The data –
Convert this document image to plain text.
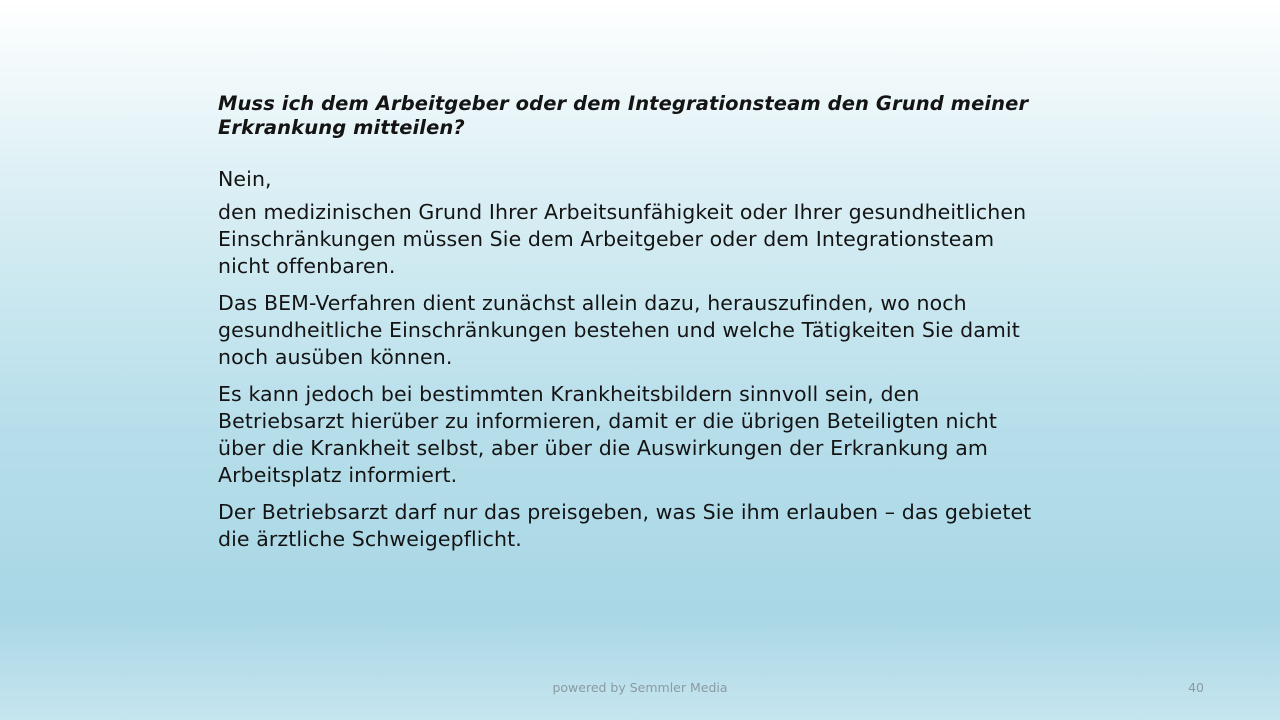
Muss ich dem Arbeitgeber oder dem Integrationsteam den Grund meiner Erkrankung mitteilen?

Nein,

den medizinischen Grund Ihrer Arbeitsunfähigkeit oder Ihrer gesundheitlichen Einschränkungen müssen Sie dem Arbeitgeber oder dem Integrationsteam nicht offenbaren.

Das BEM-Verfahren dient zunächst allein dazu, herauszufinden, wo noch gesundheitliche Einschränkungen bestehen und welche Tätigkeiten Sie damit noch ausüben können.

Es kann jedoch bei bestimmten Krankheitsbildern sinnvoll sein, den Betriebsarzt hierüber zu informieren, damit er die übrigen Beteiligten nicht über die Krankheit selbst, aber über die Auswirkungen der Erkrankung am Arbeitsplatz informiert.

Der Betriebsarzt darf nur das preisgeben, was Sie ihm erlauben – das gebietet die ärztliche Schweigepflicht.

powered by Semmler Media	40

Task objective –
For the listing above, give the number of lines in which the string "damit" occurs, and nothing else.

Response to this task –
2